For me, the most valuable portion of this class has been the connecting, sharing, and collaborating with classmates, mentors, and our instructor. This continual contact whether it be during synchronous sessions, email, Twitter posts, blog comments, etc. kept me motivated and focussed. I am certainly richer for this learning experience and am continuing to reflect on how I can extend my learnings in my educational setting upon the completion of this class. I commend Alec for his insight and initiative in creating this mentorship project. As Angela mentioned in her final reflection, her students were very excited when authors and ‘others’ commented on their blogposts as they didn’t ‘have to’. I must say I felt much the same way in relation to mentor comments as I felt they were really going out of their way to provide meaningful feedback throughout the course and this added level of support added depth to our discoveries.
As I leave this class, I am still investigating the answers to some of my questions. For instance, I am still slightly unsure as to how to properly link/reference information located on the internet, I am continuing to learn more about the Creative Commons and attributions, etc. I leave this class with a shift in thinking and a true appreciation for the power of social media but also with a continued sense of the need to be critical of these tools as I move forward as a professional. There is still so much to learn!
Finally, as I mentioned during my presentation, I came across an article titled Combating Myths About Distance Education by Todd Gilman which explores the challenges of online and distance education programs. To briefly summarize, Gilman contends that many “problems” noted in online programs can also exist within face-to-face or mixed mode delivery courses. He says, “any classroom, whether it’s the face-to-face, online-only, or hybrid variety, is only as good as the people in it. If both teachers and students are prepared, responsive, and engaged, things run remarkably well.”
I must say that comments and collaboration from you as mentors, classmates, and guest presenters and from Alec as our instructor, has been an extremely valuable part of this class. Distance learning really is only as good as the people involved (similar to what Linda mentioned in one of her blogposts about online communities) and you have been FABULOUS! Thank you, everyone.
This has proven to be a truly authentic learning experience and one that was enhanced with the use of technology. I know I need to keep you in my network!

◆ **EXTRACTED INFORMATION**
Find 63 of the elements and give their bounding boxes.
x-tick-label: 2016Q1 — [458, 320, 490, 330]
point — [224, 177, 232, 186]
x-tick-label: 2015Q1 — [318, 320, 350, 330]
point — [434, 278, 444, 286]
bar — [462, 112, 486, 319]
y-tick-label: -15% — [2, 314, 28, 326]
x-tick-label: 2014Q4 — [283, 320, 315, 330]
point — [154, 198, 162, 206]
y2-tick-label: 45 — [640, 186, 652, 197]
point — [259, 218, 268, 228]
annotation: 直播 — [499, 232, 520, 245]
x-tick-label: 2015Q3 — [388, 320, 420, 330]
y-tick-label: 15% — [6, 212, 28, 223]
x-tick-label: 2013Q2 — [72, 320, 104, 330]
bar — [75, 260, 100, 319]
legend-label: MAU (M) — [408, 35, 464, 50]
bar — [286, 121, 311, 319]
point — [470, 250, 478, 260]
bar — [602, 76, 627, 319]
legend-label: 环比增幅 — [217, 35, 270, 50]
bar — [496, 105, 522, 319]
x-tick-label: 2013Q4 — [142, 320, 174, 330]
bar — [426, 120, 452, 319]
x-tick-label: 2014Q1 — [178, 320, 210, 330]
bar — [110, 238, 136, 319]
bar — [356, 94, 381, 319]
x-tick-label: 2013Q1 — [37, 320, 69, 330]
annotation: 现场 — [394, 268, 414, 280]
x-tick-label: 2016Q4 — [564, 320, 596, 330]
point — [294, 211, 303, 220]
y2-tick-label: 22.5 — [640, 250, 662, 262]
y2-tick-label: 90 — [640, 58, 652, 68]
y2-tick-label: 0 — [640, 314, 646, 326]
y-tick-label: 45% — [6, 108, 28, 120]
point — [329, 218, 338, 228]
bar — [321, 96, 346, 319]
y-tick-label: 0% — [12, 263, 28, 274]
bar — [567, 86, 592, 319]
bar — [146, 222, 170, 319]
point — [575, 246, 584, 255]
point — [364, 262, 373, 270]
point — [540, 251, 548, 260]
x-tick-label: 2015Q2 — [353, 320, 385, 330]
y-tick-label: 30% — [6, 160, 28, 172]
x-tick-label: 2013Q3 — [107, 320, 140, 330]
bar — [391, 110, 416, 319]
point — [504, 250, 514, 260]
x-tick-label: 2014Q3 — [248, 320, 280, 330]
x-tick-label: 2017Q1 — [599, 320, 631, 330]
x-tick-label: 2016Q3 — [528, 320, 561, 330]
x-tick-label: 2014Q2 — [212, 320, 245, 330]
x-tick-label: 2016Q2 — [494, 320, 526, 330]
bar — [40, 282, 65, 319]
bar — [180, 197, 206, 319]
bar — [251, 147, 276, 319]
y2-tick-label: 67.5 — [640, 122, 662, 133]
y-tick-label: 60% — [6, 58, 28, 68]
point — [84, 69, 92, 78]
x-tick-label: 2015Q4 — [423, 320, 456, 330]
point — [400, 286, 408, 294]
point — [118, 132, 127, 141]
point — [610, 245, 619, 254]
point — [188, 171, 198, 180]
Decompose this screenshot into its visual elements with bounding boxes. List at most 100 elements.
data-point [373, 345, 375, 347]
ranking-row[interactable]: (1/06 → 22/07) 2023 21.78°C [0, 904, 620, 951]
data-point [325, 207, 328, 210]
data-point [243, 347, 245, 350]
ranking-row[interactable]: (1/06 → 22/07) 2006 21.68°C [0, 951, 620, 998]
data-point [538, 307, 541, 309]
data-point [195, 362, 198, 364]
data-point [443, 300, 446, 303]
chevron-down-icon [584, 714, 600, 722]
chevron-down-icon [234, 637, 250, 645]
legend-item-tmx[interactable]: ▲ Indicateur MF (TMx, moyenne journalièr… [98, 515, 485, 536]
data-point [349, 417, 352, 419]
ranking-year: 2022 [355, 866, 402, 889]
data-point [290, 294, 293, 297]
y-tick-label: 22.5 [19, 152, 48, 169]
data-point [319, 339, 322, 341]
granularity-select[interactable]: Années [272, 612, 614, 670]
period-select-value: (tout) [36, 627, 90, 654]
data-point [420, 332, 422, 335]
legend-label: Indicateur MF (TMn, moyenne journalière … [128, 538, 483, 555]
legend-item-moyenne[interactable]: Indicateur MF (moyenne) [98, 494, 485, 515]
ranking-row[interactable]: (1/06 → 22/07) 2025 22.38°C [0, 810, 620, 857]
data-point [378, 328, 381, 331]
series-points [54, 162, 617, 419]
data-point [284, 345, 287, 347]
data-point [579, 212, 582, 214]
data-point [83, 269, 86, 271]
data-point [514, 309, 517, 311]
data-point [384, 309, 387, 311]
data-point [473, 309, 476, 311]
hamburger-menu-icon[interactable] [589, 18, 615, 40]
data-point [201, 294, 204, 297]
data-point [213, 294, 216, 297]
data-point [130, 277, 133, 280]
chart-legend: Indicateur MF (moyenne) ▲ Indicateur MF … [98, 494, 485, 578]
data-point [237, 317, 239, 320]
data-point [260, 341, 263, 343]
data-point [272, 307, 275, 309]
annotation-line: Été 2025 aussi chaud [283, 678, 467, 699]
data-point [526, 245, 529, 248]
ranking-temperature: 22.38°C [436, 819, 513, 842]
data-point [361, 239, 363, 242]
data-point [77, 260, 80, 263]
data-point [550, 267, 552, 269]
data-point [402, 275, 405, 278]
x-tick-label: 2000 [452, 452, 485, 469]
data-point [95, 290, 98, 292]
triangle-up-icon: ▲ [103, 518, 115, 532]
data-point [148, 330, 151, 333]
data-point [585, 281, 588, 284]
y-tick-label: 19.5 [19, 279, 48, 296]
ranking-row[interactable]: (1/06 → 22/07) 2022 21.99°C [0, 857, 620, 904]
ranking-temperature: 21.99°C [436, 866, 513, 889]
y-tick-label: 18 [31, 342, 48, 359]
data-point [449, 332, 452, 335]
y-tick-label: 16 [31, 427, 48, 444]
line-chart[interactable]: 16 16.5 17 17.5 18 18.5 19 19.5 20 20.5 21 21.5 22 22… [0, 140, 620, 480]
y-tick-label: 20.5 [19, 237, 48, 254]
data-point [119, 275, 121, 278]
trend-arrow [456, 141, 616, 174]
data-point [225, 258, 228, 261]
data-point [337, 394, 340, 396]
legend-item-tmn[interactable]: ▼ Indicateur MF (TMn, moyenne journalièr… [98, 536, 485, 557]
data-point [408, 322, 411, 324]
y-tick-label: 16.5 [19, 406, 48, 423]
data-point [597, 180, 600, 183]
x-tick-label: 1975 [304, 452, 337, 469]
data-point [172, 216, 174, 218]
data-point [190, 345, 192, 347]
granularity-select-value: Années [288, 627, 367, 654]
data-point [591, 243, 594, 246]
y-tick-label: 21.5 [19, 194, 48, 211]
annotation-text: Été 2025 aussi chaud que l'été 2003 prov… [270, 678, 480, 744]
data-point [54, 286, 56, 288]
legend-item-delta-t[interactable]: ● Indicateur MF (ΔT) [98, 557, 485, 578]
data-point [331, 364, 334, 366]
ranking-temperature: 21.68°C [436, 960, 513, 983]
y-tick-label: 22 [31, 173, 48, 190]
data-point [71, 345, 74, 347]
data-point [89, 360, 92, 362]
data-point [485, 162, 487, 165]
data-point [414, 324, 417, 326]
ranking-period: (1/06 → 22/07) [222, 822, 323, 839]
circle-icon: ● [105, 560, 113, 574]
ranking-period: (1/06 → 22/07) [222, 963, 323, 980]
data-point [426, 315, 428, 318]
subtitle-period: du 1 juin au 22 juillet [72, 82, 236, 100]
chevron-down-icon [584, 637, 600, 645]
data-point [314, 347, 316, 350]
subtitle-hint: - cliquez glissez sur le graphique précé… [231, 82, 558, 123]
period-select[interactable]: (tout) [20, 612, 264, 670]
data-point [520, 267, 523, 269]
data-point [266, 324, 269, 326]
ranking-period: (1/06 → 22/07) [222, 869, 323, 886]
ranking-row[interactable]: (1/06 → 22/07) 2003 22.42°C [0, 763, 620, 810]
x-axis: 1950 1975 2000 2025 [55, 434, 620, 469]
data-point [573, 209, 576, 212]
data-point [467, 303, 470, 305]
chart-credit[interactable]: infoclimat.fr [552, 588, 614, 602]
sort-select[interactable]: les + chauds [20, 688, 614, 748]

◆ **PROBLEMS TO WORK ON**
#1 According to the course reflection, what is the title of the article by Todd Gilman?
#2 From the course reflection, please copy out the stretch from "This has proven" through "in my network!" word for word.

◆ **ANSWERS**
#1 Combating Myths About Distance Education

#2
This has proven to be a truly authentic learning experience and one that was enhanced with the use of technology. I know I need to keep you in my network!